DATA ROWS:
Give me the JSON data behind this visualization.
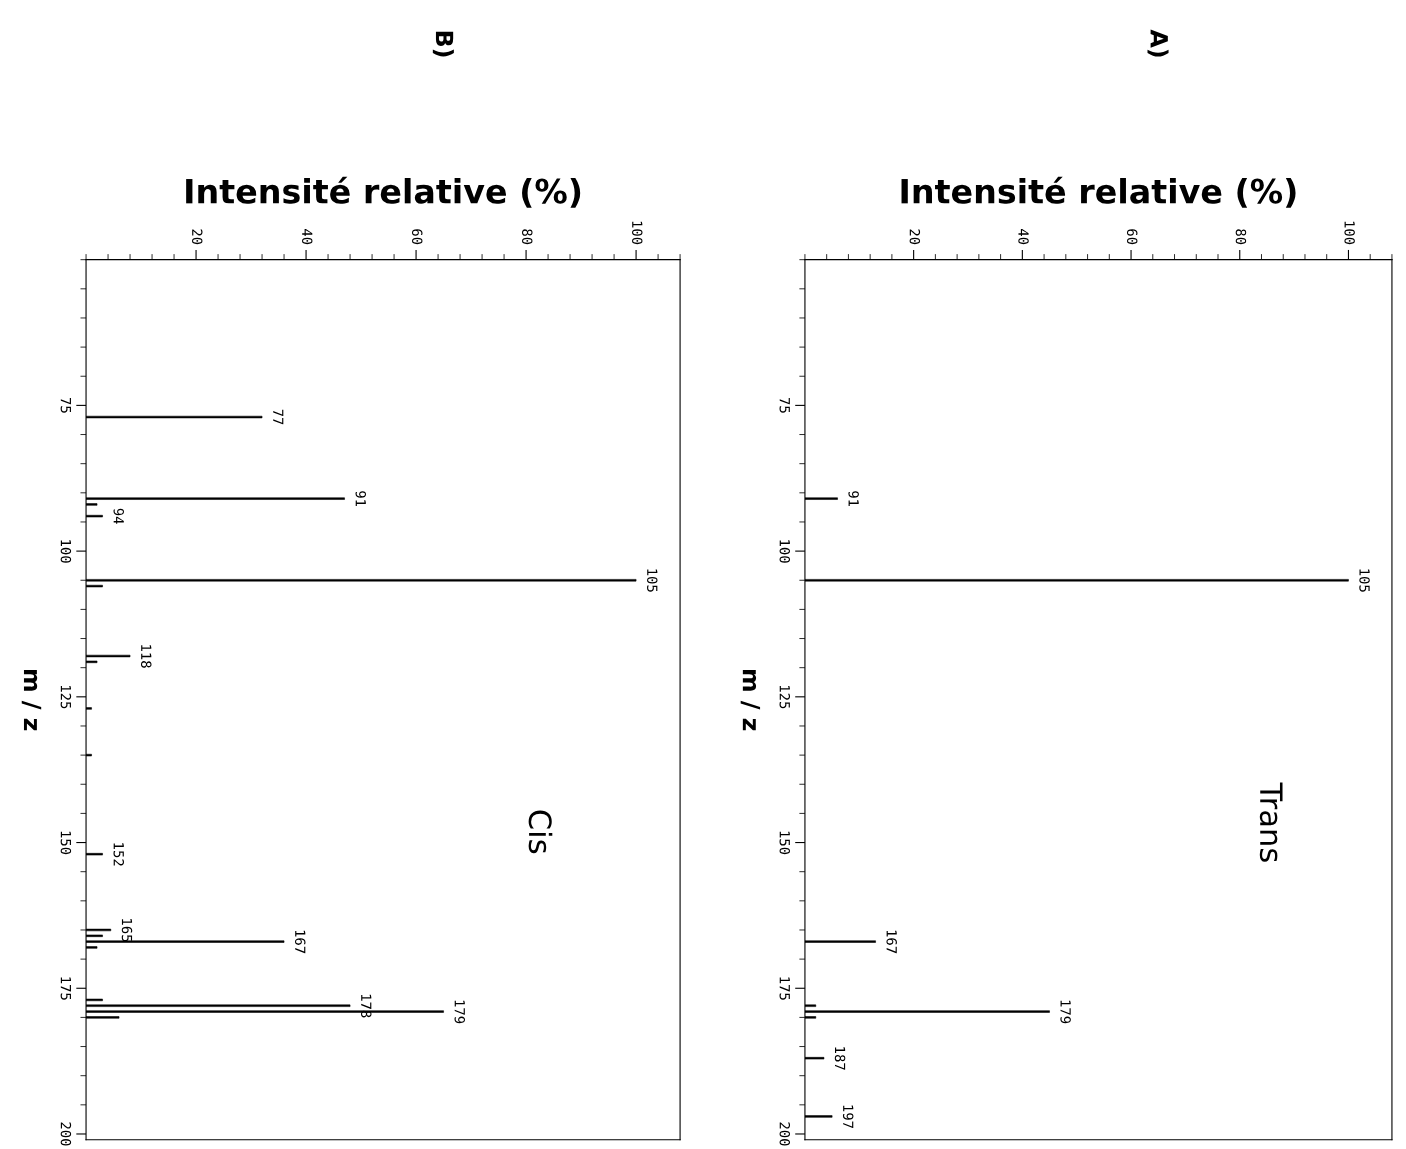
{
  "chart_data": [
    {
      "type": "bar",
      "orientation": "horizontal",
      "title": "A)",
      "xlabel": "Intensité relative (%)",
      "ylabel": "m / z",
      "color": "#000000",
      "annotations": [
        "Trans",
        {
          "text": "91",
          "x": 6,
          "y": 91
        },
        {
          "text": "105",
          "x": 100,
          "y": 105
        },
        {
          "text": "167",
          "x": 13,
          "y": 167
        },
        {
          "text": "179",
          "x": 45,
          "y": 179
        },
        {
          "text": "187",
          "x": 3.5,
          "y": 187
        },
        {
          "text": "197",
          "x": 5,
          "y": 197
        }
      ],
      "x": [
        91,
        105,
        167,
        178,
        179,
        180,
        187,
        197
      ],
      "values": [
        6,
        100,
        13,
        2,
        45,
        2,
        3.5,
        5
      ],
      "xlim": [
        0,
        108
      ],
      "xticks": [
        20,
        40,
        60,
        80,
        100
      ],
      "ylim": [
        201,
        50
      ],
      "yticks": [
        75,
        100,
        125,
        150,
        175,
        200
      ]
    },
    {
      "type": "bar",
      "orientation": "horizontal",
      "title": "B)",
      "xlabel": "Intensité relative (%)",
      "ylabel": "m / z",
      "color": "#000000",
      "annotations": [
        "Cis",
        {
          "text": "77",
          "x": 32,
          "y": 77
        },
        {
          "text": "91",
          "x": 47,
          "y": 91
        },
        {
          "text": "94",
          "x": 3,
          "y": 94
        },
        {
          "text": "105",
          "x": 100,
          "y": 105
        },
        {
          "text": "118",
          "x": 8,
          "y": 118
        },
        {
          "text": "152",
          "x": 3,
          "y": 152
        },
        {
          "text": "165",
          "x": 4.5,
          "y": 165
        },
        {
          "text": "167",
          "x": 36,
          "y": 167
        },
        {
          "text": "178",
          "x": 48,
          "y": 178
        },
        {
          "text": "179",
          "x": 65,
          "y": 179
        }
      ],
      "x": [
        77,
        91,
        92,
        94,
        105,
        106,
        118,
        119,
        127,
        135,
        152,
        165,
        166,
        167,
        168,
        177,
        178,
        179,
        180
      ],
      "values": [
        32,
        47,
        2,
        3,
        100,
        3,
        8,
        2,
        1,
        1,
        3,
        4.5,
        3,
        36,
        2,
        3,
        48,
        65,
        6
      ],
      "xlim": [
        0,
        108
      ],
      "xticks": [
        20,
        40,
        60,
        80,
        100
      ],
      "ylim": [
        201,
        50
      ],
      "yticks": [
        75,
        100,
        125,
        150,
        175,
        200
      ]
    }
  ]
}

TASK STATEMENT:
Repeat each entry precisely as it appears. Leave the pictures out.

WRITTEN ANSWER:
Give me the JSON data behind this visualization.
{
  "chart_data": [
    {
      "type": "bar",
      "orientation": "horizontal",
      "title": "A)",
      "xlabel": "Intensité relative (%)",
      "ylabel": "m / z",
      "color": "#000000",
      "annotations": [
        "Trans",
        {
          "text": "91",
          "x": 6,
          "y": 91
        },
        {
          "text": "105",
          "x": 100,
          "y": 105
        },
        {
          "text": "167",
          "x": 13,
          "y": 167
        },
        {
          "text": "179",
          "x": 45,
          "y": 179
        },
        {
          "text": "187",
          "x": 3.5,
          "y": 187
        },
        {
          "text": "197",
          "x": 5,
          "y": 197
        }
      ],
      "x": [
        91,
        105,
        167,
        178,
        179,
        180,
        187,
        197
      ],
      "values": [
        6,
        100,
        13,
        2,
        45,
        2,
        3.5,
        5
      ],
      "xlim": [
        0,
        108
      ],
      "xticks": [
        20,
        40,
        60,
        80,
        100
      ],
      "ylim": [
        201,
        50
      ],
      "yticks": [
        75,
        100,
        125,
        150,
        175,
        200
      ]
    },
    {
      "type": "bar",
      "orientation": "horizontal",
      "title": "B)",
      "xlabel": "Intensité relative (%)",
      "ylabel": "m / z",
      "color": "#000000",
      "annotations": [
        "Cis",
        {
          "text": "77",
          "x": 32,
          "y": 77
        },
        {
          "text": "91",
          "x": 47,
          "y": 91
        },
        {
          "text": "94",
          "x": 3,
          "y": 94
        },
        {
          "text": "105",
          "x": 100,
          "y": 105
        },
        {
          "text": "118",
          "x": 8,
          "y": 118
        },
        {
          "text": "152",
          "x": 3,
          "y": 152
        },
        {
          "text": "165",
          "x": 4.5,
          "y": 165
        },
        {
          "text": "167",
          "x": 36,
          "y": 167
        },
        {
          "text": "178",
          "x": 48,
          "y": 178
        },
        {
          "text": "179",
          "x": 65,
          "y": 179
        }
      ],
      "x": [
        77,
        91,
        92,
        94,
        105,
        106,
        118,
        119,
        127,
        135,
        152,
        165,
        166,
        167,
        168,
        177,
        178,
        179,
        180
      ],
      "values": [
        32,
        47,
        2,
        3,
        100,
        3,
        8,
        2,
        1,
        1,
        3,
        4.5,
        3,
        36,
        2,
        3,
        48,
        65,
        6
      ],
      "xlim": [
        0,
        108
      ],
      "xticks": [
        20,
        40,
        60,
        80,
        100
      ],
      "ylim": [
        201,
        50
      ],
      "yticks": [
        75,
        100,
        125,
        150,
        175,
        200
      ]
    }
  ]
}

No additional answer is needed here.